**Task to carry out**
Your task is to give the data again, exactly, with every line intact.

**A block of data**
___
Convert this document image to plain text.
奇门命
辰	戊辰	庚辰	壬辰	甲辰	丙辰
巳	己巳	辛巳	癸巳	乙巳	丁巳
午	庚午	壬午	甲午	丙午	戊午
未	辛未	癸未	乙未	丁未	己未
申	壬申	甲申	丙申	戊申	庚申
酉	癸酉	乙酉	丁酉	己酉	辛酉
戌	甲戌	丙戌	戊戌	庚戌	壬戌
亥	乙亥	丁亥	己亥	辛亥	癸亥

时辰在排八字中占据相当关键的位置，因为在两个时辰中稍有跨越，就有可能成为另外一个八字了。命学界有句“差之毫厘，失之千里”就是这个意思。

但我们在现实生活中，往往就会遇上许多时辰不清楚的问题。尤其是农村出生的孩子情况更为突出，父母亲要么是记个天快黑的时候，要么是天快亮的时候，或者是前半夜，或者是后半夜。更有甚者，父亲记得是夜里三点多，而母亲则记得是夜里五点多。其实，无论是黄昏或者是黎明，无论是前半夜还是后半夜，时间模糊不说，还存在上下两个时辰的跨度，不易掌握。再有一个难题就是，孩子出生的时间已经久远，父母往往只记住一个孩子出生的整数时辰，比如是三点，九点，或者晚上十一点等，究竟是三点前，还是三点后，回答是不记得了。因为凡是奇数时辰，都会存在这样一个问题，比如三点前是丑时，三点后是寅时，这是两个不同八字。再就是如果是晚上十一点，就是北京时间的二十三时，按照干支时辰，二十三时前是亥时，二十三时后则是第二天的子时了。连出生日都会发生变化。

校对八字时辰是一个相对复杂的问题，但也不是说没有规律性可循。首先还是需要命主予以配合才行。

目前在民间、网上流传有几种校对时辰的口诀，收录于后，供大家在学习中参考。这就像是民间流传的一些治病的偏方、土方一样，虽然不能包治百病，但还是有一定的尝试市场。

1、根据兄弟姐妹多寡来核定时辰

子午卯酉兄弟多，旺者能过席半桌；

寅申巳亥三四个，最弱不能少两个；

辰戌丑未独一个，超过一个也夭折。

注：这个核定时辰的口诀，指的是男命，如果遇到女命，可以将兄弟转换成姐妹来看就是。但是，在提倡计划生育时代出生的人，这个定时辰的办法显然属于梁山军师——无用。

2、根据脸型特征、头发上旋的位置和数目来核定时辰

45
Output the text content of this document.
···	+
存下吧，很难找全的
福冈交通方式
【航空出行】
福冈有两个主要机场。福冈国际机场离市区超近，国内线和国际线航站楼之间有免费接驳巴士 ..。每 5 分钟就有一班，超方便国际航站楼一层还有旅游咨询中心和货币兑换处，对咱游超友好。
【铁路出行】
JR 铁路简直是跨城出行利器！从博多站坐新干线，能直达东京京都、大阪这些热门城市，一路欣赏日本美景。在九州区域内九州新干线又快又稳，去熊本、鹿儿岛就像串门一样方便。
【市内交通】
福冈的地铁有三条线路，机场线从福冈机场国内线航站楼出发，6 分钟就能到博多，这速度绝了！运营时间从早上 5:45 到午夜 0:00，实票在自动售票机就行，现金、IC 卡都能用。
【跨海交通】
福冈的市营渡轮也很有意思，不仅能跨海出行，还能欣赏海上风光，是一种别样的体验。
___
**Written response**
Convert this document image to plain text.
奇门命
辰	戊辰	庚辰	壬辰	甲辰	丙辰
巳	己巳	辛巳	癸巳	乙巳	丁巳
午	庚午	壬午	甲午	丙午	戊午
未	辛未	癸未	乙未	丁未	己未
申	壬申	甲申	丙申	戊申	庚申
酉	癸酉	乙酉	丁酉	己酉	辛酉
戌	甲戌	丙戌	戊戌	庚戌	壬戌
亥	乙亥	丁亥	己亥	辛亥	癸亥

时辰在排八字中占据相当关键的位置，因为在两个时辰中稍有跨越，就有可能成为另外一个八字了。命学界有句“差之毫厘，失之千里”就是这个意思。

但我们在现实生活中，往往就会遇上许多时辰不清楚的问题。尤其是农村出生的孩子情况更为突出，父母亲要么是记个天快黑的时候，要么是天快亮的时候，或者是前半夜，或者是后半夜。更有甚者，父亲记得是夜里三点多，而母亲则记得是夜里五点多。其实，无论是黄昏或者是黎明，无论是前半夜还是后半夜，时间模糊不说，还存在上下两个时辰的跨度，不易掌握。再有一个难题就是，孩子出生的时间已经久远，父母往往只记住一个孩子出生的整数时辰，比如是三点，九点，或者晚上十一点等，究竟是三点前，还是三点后，回答是不记得了。因为凡是奇数时辰，都会存在这样一个问题，比如三点前是丑时，三点后是寅时，这是两个不同八字。再就是如果是晚上十一点，就是北京时间的二十三时，按照干支时辰，二十三时前是亥时，二十三时后则是第二天的子时了。连出生日都会发生变化。

校对八字时辰是一个相对复杂的问题，但也不是说没有规律性可循。首先还是需要命主予以配合才行。

目前在民间、网上流传有几种校对时辰的口诀，收录于后，供大家在学习中参考。这就像是民间流传的一些治病的偏方、土方一样，虽然不能包治百病，但还是有一定的尝试市场。

1、根据兄弟姐妹多寡来核定时辰

子午卯酉兄弟多，旺者能过席半桌；

寅申巳亥三四个，最弱不能少两个；

辰戌丑未独一个，超过一个也夭折。

注：这个核定时辰的口诀，指的是男命，如果遇到女命，可以将兄弟转换成姐妹来看就是。但是，在提倡计划生育时代出生的人，这个定时辰的办法显然属于梁山军师——无用。

2、根据脸型特征、头发上旋的位置和数目来核定时辰

45
Output the text content of this document.
···	+
存下吧，很难找全的
福冈交通方式
【航空出行】
福冈有两个主要机场。福冈国际机场离市区超近，国内线和国际线航站楼之间有免费接驳巴士 ..。每 5 分钟就有一班，超方便国际航站楼一层还有旅游咨询中心和货币兑换处，对咱游超友好。
【铁路出行】
JR 铁路简直是跨城出行利器！从博多站坐新干线，能直达东京京都、大阪这些热门城市，一路欣赏日本美景。在九州区域内九州新干线又快又稳，去熊本、鹿儿岛就像串门一样方便。
【市内交通】
福冈的地铁有三条线路，机场线从福冈机场国内线航站楼出发，6 分钟就能到博多，这速度绝了！运营时间从早上 5:45 到午夜 0:00，实票在自动售票机就行，现金、IC 卡都能用。
【跨海交通】
福冈的市营渡轮也很有意思，不仅能跨海出行，还能欣赏海上风光，是一种别样的体验。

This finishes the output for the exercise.